● GIVEN TASK: Copy out all the lines where "flag" shows up.

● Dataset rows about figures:
****
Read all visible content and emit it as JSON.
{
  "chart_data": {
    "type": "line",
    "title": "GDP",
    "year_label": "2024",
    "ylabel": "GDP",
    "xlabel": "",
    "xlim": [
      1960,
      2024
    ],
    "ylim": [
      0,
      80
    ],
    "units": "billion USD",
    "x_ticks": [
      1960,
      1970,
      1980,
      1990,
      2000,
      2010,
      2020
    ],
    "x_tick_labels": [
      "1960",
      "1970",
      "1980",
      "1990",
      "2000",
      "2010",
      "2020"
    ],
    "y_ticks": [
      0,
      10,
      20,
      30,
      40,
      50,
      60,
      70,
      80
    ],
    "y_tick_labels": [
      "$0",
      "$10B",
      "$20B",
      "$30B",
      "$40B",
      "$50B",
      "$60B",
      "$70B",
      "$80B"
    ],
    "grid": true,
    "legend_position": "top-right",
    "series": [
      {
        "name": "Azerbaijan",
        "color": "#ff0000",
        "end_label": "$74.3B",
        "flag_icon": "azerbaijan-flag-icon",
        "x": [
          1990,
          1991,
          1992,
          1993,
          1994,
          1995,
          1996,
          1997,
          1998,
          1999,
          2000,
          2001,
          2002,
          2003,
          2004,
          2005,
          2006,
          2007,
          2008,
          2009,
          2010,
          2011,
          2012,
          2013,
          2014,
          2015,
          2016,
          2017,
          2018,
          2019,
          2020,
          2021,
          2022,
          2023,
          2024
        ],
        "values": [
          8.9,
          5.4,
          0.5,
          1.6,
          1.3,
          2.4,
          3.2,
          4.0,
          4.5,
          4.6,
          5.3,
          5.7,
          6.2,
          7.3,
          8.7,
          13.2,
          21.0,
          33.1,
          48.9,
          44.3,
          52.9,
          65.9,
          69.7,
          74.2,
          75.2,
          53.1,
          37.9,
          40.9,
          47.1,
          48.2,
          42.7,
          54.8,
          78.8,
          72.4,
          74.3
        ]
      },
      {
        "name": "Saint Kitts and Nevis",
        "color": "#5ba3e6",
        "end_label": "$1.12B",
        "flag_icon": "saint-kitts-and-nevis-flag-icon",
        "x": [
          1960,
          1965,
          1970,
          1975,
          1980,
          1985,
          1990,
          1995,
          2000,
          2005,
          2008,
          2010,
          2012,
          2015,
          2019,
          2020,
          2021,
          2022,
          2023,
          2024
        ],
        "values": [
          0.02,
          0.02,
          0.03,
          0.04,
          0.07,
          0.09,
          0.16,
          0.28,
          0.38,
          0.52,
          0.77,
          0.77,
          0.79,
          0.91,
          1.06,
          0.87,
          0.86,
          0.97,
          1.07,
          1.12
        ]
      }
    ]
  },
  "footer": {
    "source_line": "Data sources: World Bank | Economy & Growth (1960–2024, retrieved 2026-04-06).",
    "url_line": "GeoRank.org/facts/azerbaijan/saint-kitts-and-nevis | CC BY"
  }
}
****
● ANSWER TO THE TASK:
        "flag_icon": "azerbaijan-flag-icon",
        "flag_icon": "saint-kitts-and-nevis-flag-icon",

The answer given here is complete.